━━━━━ Given records

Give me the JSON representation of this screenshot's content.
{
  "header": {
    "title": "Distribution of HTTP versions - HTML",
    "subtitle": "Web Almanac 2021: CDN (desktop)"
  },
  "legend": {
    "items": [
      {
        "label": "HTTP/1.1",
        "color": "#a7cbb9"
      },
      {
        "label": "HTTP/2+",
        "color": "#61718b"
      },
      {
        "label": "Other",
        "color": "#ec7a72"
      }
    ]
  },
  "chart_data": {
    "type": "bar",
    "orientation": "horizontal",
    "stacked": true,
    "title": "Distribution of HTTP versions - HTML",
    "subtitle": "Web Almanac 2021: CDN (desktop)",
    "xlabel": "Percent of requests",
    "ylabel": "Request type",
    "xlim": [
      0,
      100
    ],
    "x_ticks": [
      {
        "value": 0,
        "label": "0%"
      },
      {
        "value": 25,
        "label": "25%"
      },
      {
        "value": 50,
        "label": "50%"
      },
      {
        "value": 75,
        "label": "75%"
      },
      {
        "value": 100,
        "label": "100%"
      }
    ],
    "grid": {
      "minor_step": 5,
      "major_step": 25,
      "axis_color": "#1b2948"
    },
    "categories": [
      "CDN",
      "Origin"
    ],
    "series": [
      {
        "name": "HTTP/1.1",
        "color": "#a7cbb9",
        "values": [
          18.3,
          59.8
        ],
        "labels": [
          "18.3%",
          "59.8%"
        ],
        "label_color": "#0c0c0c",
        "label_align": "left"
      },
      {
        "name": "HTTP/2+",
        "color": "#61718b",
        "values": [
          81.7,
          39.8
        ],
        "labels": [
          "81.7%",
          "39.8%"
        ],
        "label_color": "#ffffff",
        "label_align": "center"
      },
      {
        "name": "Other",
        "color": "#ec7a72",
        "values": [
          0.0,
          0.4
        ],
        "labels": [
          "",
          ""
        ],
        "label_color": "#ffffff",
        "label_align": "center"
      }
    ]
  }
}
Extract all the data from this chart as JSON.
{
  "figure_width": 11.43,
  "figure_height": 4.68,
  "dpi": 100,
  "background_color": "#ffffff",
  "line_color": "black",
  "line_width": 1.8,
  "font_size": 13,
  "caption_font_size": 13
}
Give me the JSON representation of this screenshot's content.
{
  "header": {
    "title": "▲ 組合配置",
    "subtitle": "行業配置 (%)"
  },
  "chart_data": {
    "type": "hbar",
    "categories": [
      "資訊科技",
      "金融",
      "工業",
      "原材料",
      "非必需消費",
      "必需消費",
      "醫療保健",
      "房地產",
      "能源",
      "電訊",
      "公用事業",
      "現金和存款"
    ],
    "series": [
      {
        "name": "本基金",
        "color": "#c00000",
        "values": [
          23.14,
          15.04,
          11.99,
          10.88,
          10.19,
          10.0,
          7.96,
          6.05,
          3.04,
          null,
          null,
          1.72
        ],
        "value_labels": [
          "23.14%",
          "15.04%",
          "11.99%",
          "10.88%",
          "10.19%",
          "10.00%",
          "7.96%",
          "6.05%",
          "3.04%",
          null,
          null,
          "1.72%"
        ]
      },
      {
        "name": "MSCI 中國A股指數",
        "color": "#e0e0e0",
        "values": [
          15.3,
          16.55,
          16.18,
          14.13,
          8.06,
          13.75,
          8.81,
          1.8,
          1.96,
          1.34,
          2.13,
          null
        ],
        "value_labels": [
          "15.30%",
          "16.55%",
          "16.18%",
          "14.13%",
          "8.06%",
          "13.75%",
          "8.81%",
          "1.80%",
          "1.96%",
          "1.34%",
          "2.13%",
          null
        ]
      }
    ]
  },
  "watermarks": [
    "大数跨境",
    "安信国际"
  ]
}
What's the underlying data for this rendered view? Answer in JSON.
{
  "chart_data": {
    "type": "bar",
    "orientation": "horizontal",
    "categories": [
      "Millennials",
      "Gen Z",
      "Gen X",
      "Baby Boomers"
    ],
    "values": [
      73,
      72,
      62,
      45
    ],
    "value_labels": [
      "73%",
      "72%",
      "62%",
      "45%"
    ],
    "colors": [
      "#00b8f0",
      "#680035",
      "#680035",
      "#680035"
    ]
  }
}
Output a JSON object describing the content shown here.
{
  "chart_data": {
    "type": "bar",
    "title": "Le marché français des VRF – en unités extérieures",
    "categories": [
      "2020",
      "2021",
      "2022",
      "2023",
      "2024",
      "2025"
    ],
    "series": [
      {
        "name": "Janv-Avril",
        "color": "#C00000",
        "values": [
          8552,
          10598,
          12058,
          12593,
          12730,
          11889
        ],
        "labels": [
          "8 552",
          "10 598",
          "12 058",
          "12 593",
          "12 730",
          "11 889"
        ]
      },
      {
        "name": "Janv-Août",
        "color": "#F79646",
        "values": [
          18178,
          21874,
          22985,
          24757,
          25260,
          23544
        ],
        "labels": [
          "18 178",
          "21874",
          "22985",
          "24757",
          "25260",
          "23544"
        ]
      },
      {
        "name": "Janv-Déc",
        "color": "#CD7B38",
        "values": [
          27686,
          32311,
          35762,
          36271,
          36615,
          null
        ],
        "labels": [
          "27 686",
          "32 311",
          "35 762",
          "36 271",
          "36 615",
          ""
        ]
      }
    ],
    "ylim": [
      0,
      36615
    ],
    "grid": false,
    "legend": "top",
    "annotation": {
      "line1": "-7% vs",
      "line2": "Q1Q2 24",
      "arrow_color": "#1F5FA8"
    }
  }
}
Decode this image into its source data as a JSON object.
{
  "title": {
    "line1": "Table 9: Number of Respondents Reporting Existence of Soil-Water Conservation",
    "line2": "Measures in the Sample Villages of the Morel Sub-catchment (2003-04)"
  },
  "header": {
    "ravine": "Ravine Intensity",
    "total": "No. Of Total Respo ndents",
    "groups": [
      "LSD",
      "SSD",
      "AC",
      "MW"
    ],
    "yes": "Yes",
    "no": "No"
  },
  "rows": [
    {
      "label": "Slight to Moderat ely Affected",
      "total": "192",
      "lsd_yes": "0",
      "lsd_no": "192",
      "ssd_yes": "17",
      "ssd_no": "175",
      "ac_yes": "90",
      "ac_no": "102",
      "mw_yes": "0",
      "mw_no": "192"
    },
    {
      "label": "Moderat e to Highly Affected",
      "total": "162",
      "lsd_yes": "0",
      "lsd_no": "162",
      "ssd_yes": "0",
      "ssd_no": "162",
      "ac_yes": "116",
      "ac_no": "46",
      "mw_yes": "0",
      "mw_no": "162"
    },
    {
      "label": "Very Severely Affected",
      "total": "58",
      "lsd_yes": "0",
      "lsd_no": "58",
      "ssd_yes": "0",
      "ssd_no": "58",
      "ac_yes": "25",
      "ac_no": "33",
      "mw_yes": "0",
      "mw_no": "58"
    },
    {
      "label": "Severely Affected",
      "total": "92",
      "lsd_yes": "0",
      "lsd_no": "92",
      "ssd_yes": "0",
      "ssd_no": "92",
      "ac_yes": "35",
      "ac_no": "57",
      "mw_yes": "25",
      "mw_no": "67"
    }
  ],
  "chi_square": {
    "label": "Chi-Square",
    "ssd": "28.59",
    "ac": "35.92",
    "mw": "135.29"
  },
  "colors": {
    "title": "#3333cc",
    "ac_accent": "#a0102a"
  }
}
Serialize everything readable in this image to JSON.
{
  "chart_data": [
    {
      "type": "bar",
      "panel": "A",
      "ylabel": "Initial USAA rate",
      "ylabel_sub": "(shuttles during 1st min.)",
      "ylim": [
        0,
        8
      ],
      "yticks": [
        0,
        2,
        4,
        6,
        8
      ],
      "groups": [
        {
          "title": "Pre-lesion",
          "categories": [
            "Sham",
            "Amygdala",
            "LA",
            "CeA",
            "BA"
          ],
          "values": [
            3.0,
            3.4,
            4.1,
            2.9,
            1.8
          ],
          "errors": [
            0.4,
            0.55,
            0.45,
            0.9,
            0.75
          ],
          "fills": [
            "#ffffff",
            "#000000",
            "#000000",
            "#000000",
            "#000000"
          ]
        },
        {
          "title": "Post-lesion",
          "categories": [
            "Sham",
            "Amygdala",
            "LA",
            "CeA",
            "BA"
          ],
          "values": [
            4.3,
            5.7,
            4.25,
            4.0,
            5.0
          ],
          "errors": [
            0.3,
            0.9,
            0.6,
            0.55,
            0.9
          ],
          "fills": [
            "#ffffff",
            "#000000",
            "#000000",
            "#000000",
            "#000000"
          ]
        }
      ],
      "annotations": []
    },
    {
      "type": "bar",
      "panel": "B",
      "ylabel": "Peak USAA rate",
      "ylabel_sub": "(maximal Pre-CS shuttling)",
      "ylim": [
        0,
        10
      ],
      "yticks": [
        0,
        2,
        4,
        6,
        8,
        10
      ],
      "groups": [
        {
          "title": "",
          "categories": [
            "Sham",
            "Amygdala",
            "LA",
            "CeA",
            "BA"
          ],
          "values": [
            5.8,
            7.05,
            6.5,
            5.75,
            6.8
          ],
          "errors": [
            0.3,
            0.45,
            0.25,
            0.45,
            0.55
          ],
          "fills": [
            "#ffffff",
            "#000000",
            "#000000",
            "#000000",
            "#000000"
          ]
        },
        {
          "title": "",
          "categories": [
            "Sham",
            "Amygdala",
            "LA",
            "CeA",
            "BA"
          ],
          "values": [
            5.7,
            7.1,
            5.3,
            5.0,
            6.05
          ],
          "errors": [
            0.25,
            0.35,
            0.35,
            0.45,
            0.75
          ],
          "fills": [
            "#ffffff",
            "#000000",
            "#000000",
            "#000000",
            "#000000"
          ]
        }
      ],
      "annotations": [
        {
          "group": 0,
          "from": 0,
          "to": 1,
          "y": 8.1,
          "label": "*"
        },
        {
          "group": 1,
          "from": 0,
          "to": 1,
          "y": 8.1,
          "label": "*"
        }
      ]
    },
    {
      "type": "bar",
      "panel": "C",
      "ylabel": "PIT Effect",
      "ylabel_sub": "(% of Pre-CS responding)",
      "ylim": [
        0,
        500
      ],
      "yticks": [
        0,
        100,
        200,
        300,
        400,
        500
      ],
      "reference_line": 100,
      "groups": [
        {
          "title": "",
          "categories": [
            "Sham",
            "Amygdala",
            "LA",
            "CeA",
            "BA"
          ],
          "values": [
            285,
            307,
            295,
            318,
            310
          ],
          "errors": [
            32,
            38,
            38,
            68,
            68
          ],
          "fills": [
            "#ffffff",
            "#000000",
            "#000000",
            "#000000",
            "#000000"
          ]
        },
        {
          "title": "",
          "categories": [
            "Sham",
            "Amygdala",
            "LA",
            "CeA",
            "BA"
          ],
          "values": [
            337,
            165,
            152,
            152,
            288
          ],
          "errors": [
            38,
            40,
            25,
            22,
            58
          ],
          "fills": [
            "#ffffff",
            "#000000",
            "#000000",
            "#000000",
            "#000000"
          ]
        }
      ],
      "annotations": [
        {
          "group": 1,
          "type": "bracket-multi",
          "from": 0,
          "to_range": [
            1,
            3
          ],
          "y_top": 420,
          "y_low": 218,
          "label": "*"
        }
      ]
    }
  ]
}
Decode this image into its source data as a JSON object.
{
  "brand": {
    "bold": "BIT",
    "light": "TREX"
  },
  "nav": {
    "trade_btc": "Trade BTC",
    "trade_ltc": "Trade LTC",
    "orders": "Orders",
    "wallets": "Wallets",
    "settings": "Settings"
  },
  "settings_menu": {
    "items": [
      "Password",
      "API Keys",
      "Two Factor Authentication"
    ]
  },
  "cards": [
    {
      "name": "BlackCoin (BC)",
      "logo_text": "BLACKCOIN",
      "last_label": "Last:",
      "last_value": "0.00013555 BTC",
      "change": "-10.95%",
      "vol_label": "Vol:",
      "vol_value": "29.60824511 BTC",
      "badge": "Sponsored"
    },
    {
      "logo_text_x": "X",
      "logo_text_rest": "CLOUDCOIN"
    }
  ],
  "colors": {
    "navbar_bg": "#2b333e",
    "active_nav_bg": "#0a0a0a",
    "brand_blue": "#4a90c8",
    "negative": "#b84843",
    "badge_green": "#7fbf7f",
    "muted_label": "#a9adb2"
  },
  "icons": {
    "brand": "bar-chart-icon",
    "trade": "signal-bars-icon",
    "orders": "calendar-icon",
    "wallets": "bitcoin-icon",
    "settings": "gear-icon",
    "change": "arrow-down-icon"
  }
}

━━━━━━━━━━

» Task details: Give the count of lines in the data shown above that contain "orders", and nothing else.

» The answer: 2